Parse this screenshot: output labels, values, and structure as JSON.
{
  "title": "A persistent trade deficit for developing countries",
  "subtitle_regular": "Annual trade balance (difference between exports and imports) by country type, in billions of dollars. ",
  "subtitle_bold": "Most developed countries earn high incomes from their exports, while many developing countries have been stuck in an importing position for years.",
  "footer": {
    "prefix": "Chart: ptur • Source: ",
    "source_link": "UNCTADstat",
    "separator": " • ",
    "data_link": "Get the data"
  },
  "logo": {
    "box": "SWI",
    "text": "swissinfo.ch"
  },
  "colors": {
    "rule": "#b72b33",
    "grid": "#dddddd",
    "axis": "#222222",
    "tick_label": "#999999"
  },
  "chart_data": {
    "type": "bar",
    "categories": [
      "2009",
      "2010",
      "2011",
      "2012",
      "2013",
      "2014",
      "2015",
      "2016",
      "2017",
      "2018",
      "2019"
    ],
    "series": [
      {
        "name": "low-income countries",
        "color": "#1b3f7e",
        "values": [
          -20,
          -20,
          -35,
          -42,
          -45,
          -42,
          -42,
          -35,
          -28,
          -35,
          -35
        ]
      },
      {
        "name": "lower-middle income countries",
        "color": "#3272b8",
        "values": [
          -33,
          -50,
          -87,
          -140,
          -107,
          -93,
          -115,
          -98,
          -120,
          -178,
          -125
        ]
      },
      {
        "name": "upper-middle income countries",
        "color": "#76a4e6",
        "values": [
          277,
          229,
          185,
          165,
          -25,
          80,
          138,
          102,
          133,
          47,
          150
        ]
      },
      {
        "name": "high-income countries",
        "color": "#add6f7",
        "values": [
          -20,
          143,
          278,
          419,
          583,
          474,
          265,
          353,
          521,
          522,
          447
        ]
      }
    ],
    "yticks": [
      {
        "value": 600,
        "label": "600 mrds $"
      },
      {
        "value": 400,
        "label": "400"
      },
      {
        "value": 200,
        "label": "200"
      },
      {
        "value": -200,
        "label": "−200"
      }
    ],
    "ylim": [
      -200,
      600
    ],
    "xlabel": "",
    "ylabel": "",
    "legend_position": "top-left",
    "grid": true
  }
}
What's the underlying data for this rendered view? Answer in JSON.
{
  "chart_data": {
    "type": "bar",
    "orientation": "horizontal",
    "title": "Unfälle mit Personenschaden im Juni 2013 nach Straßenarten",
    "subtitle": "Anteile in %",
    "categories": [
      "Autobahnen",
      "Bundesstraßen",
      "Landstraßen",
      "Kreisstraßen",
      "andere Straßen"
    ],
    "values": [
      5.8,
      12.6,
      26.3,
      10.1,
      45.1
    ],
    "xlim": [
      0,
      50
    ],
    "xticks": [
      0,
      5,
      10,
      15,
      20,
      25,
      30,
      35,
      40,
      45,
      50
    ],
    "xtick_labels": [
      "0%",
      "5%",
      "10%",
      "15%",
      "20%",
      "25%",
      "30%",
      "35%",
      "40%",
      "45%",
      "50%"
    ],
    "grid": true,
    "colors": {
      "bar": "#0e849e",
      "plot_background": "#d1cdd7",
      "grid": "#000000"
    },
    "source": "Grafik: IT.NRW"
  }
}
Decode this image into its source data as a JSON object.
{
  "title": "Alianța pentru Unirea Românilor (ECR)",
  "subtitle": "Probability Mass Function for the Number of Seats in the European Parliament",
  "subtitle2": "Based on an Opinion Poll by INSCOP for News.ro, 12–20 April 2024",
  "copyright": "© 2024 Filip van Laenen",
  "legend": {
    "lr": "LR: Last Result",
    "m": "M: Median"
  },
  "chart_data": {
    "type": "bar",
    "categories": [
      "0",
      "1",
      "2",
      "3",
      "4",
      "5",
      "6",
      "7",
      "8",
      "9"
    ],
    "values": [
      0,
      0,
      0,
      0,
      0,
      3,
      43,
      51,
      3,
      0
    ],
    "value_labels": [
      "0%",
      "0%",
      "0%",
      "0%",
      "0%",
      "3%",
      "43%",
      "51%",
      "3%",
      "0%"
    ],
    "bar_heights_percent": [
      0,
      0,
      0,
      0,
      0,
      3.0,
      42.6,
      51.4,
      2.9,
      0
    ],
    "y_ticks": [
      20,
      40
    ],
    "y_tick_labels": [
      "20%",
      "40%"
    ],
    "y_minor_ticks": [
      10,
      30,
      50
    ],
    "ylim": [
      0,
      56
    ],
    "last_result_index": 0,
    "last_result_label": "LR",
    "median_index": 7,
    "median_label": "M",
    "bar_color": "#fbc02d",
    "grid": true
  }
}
◆ ◆ ◆ ◆ ◆
* [Direction]: Copy out each line exactly as written.

* [Full answer]:
Parse this screenshot: output labels, values, and structure as JSON.
{
  "title": "A persistent trade deficit for developing countries",
  "subtitle_regular": "Annual trade balance (difference between exports and imports) by country type, in billions of dollars. ",
  "subtitle_bold": "Most developed countries earn high incomes from their exports, while many developing countries have been stuck in an importing position for years.",
  "footer": {
    "prefix": "Chart: ptur • Source: ",
    "source_link": "UNCTADstat",
    "separator": " • ",
    "data_link": "Get the data"
  },
  "logo": {
    "box": "SWI",
    "text": "swissinfo.ch"
  },
  "colors": {
    "rule": "#b72b33",
    "grid": "#dddddd",
    "axis": "#222222",
    "tick_label": "#999999"
  },
  "chart_data": {
    "type": "bar",
    "categories": [
      "2009",
      "2010",
      "2011",
      "2012",
      "2013",
      "2014",
      "2015",
      "2016",
      "2017",
      "2018",
      "2019"
    ],
    "series": [
      {
        "name": "low-income countries",
        "color": "#1b3f7e",
        "values": [
          -20,
          -20,
          -35,
          -42,
          -45,
          -42,
          -42,
          -35,
          -28,
          -35,
          -35
        ]
      },
      {
        "name": "lower-middle income countries",
        "color": "#3272b8",
        "values": [
          -33,
          -50,
          -87,
          -140,
          -107,
          -93,
          -115,
          -98,
          -120,
          -178,
          -125
        ]
      },
      {
        "name": "upper-middle income countries",
        "color": "#76a4e6",
        "values": [
          277,
          229,
          185,
          165,
          -25,
          80,
          138,
          102,
          133,
          47,
          150
        ]
      },
      {
        "name": "high-income countries",
        "color": "#add6f7",
        "values": [
          -20,
          143,
          278,
          419,
          583,
          474,
          265,
          353,
          521,
          522,
          447
        ]
      }
    ],
    "yticks": [
      {
        "value": 600,
        "label": "600 mrds $"
      },
      {
        "value": 400,
        "label": "400"
      },
      {
        "value": 200,
        "label": "200"
      },
      {
        "value": -200,
        "label": "−200"
      }
    ],
    "ylim": [
      -200,
      600
    ],
    "xlabel": "",
    "ylabel": "",
    "legend_position": "top-left",
    "grid": true
  }
}
What's the underlying data for this rendered view? Answer in JSON.
{
  "chart_data": {
    "type": "bar",
    "orientation": "horizontal",
    "title": "Unfälle mit Personenschaden im Juni 2013 nach Straßenarten",
    "subtitle": "Anteile in %",
    "categories": [
      "Autobahnen",
      "Bundesstraßen",
      "Landstraßen",
      "Kreisstraßen",
      "andere Straßen"
    ],
    "values": [
      5.8,
      12.6,
      26.3,
      10.1,
      45.1
    ],
    "xlim": [
      0,
      50
    ],
    "xticks": [
      0,
      5,
      10,
      15,
      20,
      25,
      30,
      35,
      40,
      45,
      50
    ],
    "xtick_labels": [
      "0%",
      "5%",
      "10%",
      "15%",
      "20%",
      "25%",
      "30%",
      "35%",
      "40%",
      "45%",
      "50%"
    ],
    "grid": true,
    "colors": {
      "bar": "#0e849e",
      "plot_background": "#d1cdd7",
      "grid": "#000000"
    },
    "source": "Grafik: IT.NRW"
  }
}
Decode this image into its source data as a JSON object.
{
  "title": "Alianța pentru Unirea Românilor (ECR)",
  "subtitle": "Probability Mass Function for the Number of Seats in the European Parliament",
  "subtitle2": "Based on an Opinion Poll by INSCOP for News.ro, 12–20 April 2024",
  "copyright": "© 2024 Filip van Laenen",
  "legend": {
    "lr": "LR: Last Result",
    "m": "M: Median"
  },
  "chart_data": {
    "type": "bar",
    "categories": [
      "0",
      "1",
      "2",
      "3",
      "4",
      "5",
      "6",
      "7",
      "8",
      "9"
    ],
    "values": [
      0,
      0,
      0,
      0,
      0,
      3,
      43,
      51,
      3,
      0
    ],
    "value_labels": [
      "0%",
      "0%",
      "0%",
      "0%",
      "0%",
      "3%",
      "43%",
      "51%",
      "3%",
      "0%"
    ],
    "bar_heights_percent": [
      0,
      0,
      0,
      0,
      0,
      3.0,
      42.6,
      51.4,
      2.9,
      0
    ],
    "y_ticks": [
      20,
      40
    ],
    "y_tick_labels": [
      "20%",
      "40%"
    ],
    "y_minor_ticks": [
      10,
      30,
      50
    ],
    "ylim": [
      0,
      56
    ],
    "last_result_index": 0,
    "last_result_label": "LR",
    "median_index": 7,
    "median_label": "M",
    "bar_color": "#fbc02d",
    "grid": true
  }
}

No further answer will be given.